-------- Records --------
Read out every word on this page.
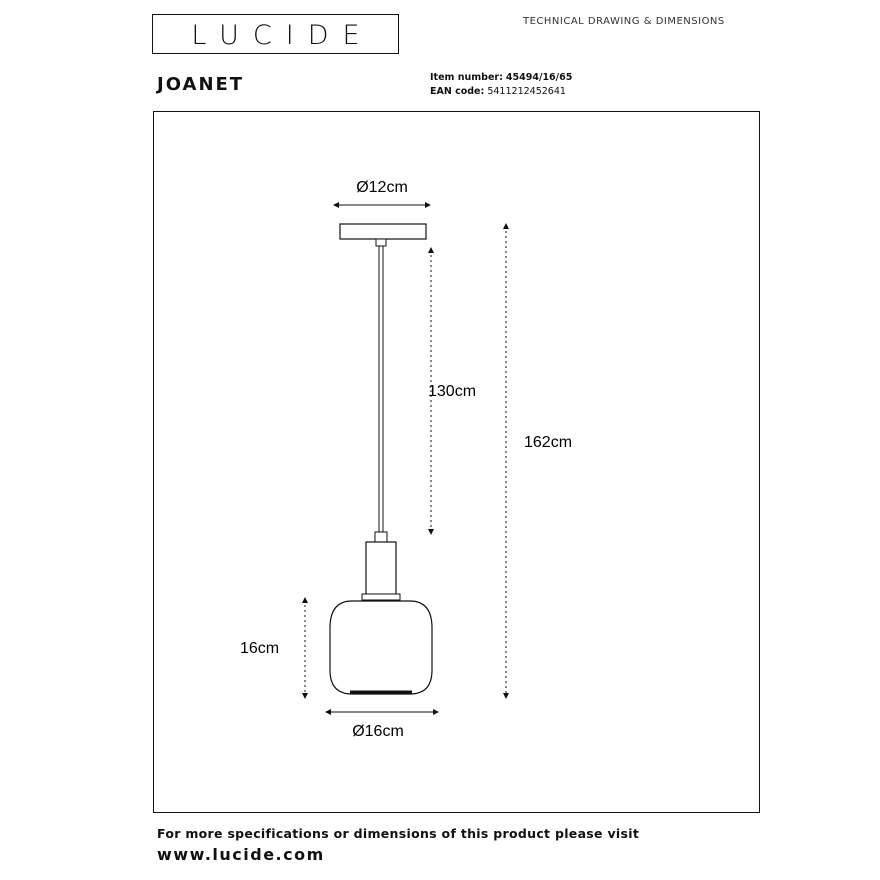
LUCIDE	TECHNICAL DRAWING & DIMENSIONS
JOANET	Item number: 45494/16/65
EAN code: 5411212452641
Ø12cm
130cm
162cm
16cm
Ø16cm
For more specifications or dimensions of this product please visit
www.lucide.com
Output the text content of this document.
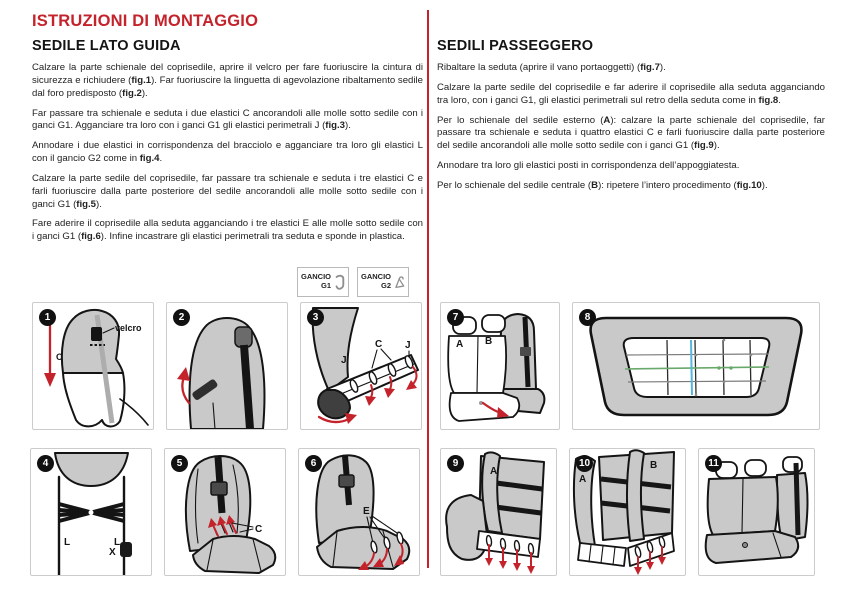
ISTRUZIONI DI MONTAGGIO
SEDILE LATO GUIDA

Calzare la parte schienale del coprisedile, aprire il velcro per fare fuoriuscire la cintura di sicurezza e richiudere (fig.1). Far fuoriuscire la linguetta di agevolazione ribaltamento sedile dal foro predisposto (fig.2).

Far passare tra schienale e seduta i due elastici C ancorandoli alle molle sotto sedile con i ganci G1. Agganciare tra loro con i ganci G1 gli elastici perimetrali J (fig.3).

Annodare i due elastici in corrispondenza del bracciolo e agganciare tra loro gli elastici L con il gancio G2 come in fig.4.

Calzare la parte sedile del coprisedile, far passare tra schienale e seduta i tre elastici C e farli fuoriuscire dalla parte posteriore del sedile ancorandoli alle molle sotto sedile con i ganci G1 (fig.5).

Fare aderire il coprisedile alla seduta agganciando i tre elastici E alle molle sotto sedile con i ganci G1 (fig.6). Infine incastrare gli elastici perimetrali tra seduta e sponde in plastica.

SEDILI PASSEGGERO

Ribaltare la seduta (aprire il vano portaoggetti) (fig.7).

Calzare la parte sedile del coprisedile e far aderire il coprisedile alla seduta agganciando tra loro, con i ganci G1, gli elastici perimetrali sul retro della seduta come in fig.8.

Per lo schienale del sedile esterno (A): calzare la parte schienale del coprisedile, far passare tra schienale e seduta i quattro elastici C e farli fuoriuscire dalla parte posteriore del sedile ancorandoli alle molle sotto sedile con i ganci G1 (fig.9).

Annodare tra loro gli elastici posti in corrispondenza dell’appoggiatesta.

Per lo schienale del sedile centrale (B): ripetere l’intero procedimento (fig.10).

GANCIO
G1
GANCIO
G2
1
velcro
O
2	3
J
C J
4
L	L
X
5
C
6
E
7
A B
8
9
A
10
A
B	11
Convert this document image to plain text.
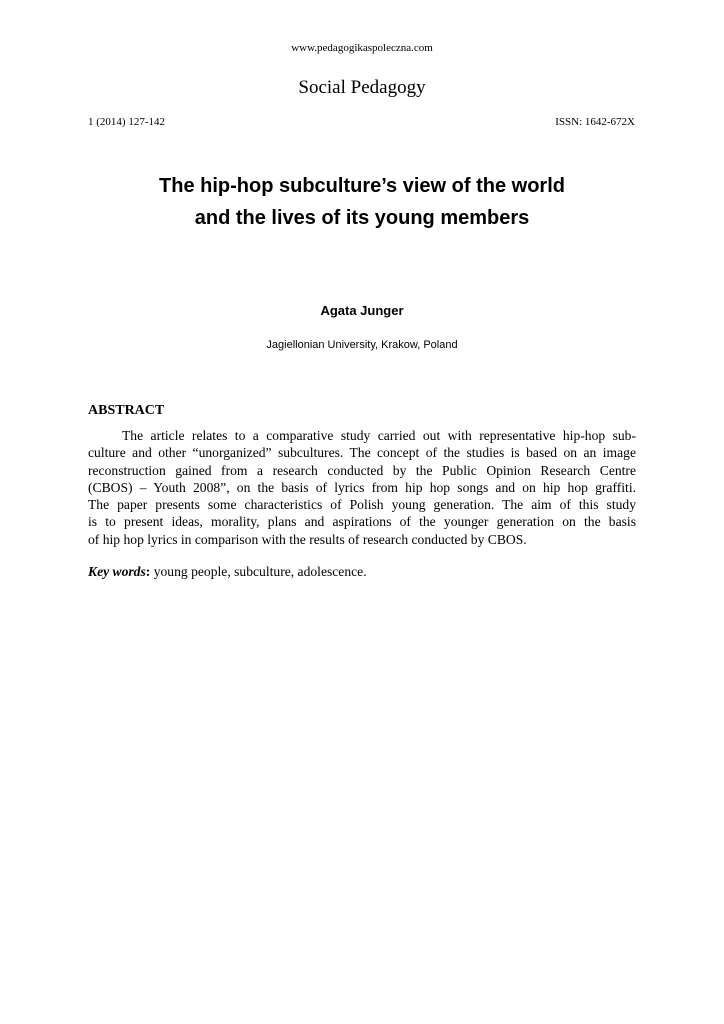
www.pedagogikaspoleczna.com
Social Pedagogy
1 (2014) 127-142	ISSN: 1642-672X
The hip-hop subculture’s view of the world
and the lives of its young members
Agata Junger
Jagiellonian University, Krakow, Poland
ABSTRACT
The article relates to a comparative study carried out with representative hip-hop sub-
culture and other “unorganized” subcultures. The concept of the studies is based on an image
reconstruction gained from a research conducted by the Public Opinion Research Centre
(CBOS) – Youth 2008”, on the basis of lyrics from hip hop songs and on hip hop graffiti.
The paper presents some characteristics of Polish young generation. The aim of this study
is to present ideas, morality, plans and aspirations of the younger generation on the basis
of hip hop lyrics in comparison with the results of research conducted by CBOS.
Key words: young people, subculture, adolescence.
--------
-------- Records --------
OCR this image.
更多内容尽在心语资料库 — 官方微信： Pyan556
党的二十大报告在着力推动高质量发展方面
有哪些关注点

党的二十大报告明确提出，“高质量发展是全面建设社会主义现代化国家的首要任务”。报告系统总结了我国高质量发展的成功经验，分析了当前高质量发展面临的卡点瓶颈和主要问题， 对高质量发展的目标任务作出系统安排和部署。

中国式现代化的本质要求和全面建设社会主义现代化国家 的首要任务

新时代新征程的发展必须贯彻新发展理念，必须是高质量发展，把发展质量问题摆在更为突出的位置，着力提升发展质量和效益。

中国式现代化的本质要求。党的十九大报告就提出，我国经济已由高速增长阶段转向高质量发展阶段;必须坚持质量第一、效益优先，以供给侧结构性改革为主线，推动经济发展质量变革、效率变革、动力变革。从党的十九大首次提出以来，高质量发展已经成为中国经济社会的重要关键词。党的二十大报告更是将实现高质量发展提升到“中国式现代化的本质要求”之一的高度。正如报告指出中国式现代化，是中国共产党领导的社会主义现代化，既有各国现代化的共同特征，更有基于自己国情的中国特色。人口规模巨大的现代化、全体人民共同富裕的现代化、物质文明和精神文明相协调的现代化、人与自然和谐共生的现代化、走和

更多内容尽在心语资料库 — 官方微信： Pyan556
--------
Among the lines of the data above, determine how many contain the word "fuoriuscire". Report the number alone.

## Task answer
3